[A run of records]
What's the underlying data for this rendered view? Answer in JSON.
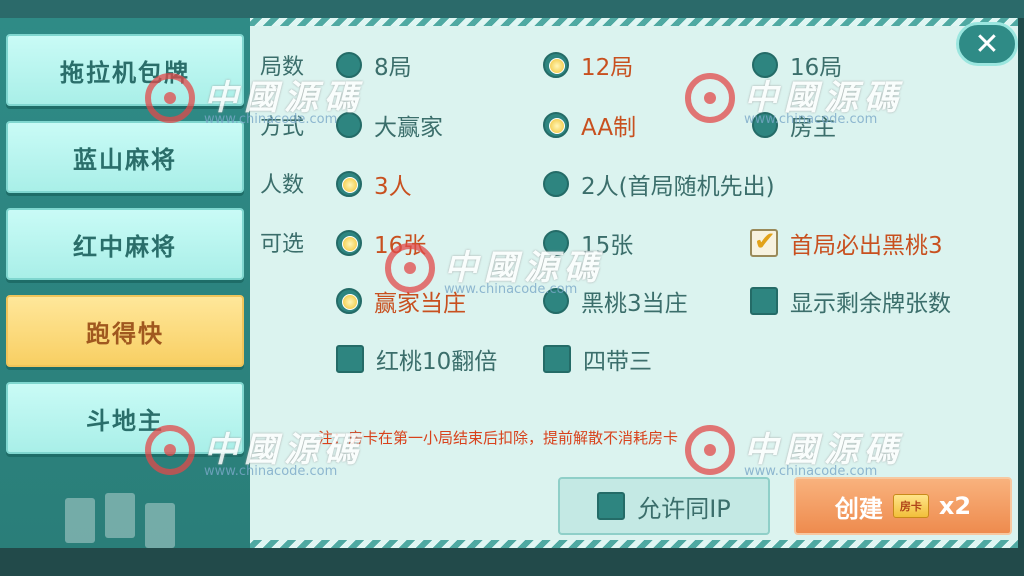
{
  "menu": [
    {
      "label": "拖拉机包牌",
      "active": false
    },
    {
      "label": "蓝山麻将",
      "active": false
    },
    {
      "label": "红中麻将",
      "active": false
    },
    {
      "label": "跑得快",
      "active": true
    },
    {
      "label": "斗地主",
      "active": false
    }
  ],
  "labels": {
    "rounds": "局数",
    "mode": "方式",
    "players": "人数",
    "optional": "可选"
  },
  "rounds_options": [
    {
      "label": "8局",
      "selected": false
    },
    {
      "label": "12局",
      "selected": true
    },
    {
      "label": "16局",
      "selected": false
    }
  ],
  "mode_options": [
    {
      "label": "大赢家",
      "selected": false
    },
    {
      "label": "AA制",
      "selected": true
    },
    {
      "label": "房主",
      "selected": false
    }
  ],
  "players_options": [
    {
      "label": "3人",
      "selected": true
    },
    {
      "label": "2人(首局随机先出)",
      "selected": false
    }
  ],
  "card_count_options": [
    {
      "label": "16张",
      "selected": true
    },
    {
      "label": "15张",
      "selected": false
    }
  ],
  "first_spade3_check": {
    "label": "首局必出黑桃3",
    "checked": true
  },
  "dealer_options": [
    {
      "label": "赢家当庄",
      "selected": true
    },
    {
      "label": "黑桃3当庄",
      "selected": false
    }
  ],
  "show_remaining_check": {
    "label": "显示剩余牌张数",
    "checked": false
  },
  "heart10_check": {
    "label": "红桃10翻倍",
    "checked": false
  },
  "four_with_three_check": {
    "label": "四带三",
    "checked": false
  },
  "note": "注：房卡在第一小局结束后扣除，提前解散不消耗房卡",
  "allow_same_ip": {
    "label": "允许同IP",
    "checked": false
  },
  "create_button": {
    "label": "创建",
    "card_text": "房卡",
    "cost": "x2"
  },
  "close_icon": "close-icon",
  "watermark": {
    "text": "中國源碼",
    "url": "www.chinacode.com"
  },
  "colors": {
    "selected_text": "#c8501f",
    "active_menu": "#f8cf63",
    "create_button": "#ee8b4e"
  }
}
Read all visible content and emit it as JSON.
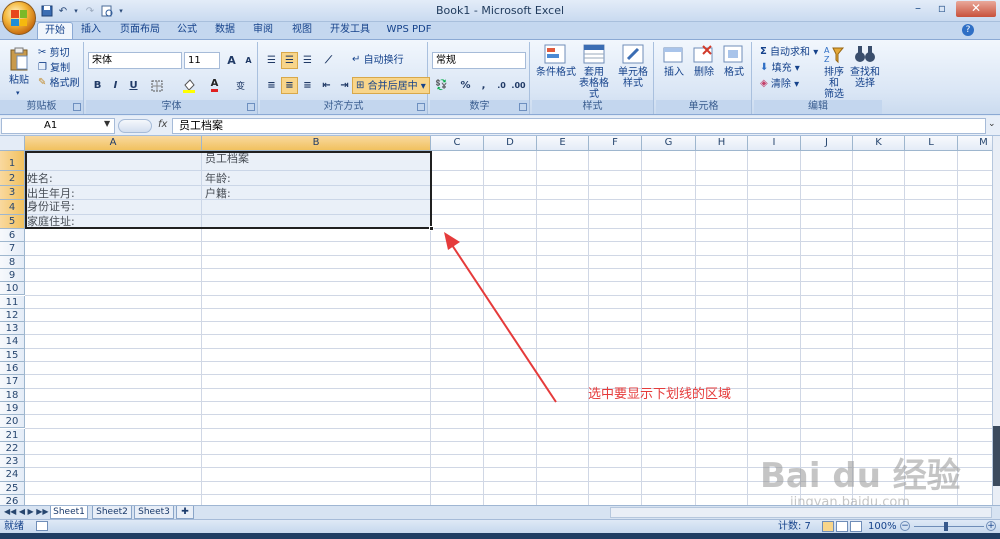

• **Aim of the exercise**
Without including any picture, retype the entries exactly.

• **Answer below**
What's the underlying data for this rendered view? Answer in JSON.
{
  "menu": [
    {
      "label": "拖拉机包牌",
      "active": false
    },
    {
      "label": "蓝山麻将",
      "active": false
    },
    {
      "label": "红中麻将",
      "active": false
    },
    {
      "label": "跑得快",
      "active": true
    },
    {
      "label": "斗地主",
      "active": false
    }
  ],
  "labels": {
    "rounds": "局数",
    "mode": "方式",
    "players": "人数",
    "optional": "可选"
  },
  "rounds_options": [
    {
      "label": "8局",
      "selected": false
    },
    {
      "label": "12局",
      "selected": true
    },
    {
      "label": "16局",
      "selected": false
    }
  ],
  "mode_options": [
    {
      "label": "大赢家",
      "selected": false
    },
    {
      "label": "AA制",
      "selected": true
    },
    {
      "label": "房主",
      "selected": false
    }
  ],
  "players_options": [
    {
      "label": "3人",
      "selected": true
    },
    {
      "label": "2人(首局随机先出)",
      "selected": false
    }
  ],
  "card_count_options": [
    {
      "label": "16张",
      "selected": true
    },
    {
      "label": "15张",
      "selected": false
    }
  ],
  "first_spade3_check": {
    "label": "首局必出黑桃3",
    "checked": true
  },
  "dealer_options": [
    {
      "label": "赢家当庄",
      "selected": true
    },
    {
      "label": "黑桃3当庄",
      "selected": false
    }
  ],
  "show_remaining_check": {
    "label": "显示剩余牌张数",
    "checked": false
  },
  "heart10_check": {
    "label": "红桃10翻倍",
    "checked": false
  },
  "four_with_three_check": {
    "label": "四带三",
    "checked": false
  },
  "note": "注：房卡在第一小局结束后扣除，提前解散不消耗房卡",
  "allow_same_ip": {
    "label": "允许同IP",
    "checked": false
  },
  "create_button": {
    "label": "创建",
    "card_text": "房卡",
    "cost": "x2"
  },
  "close_icon": "close-icon",
  "watermark": {
    "text": "中國源碼",
    "url": "www.chinacode.com"
  },
  "colors": {
    "selected_text": "#c8501f",
    "active_menu": "#f8cf63",
    "create_button": "#ee8b4e"
  }
}
Read all visible content and emit it as JSON.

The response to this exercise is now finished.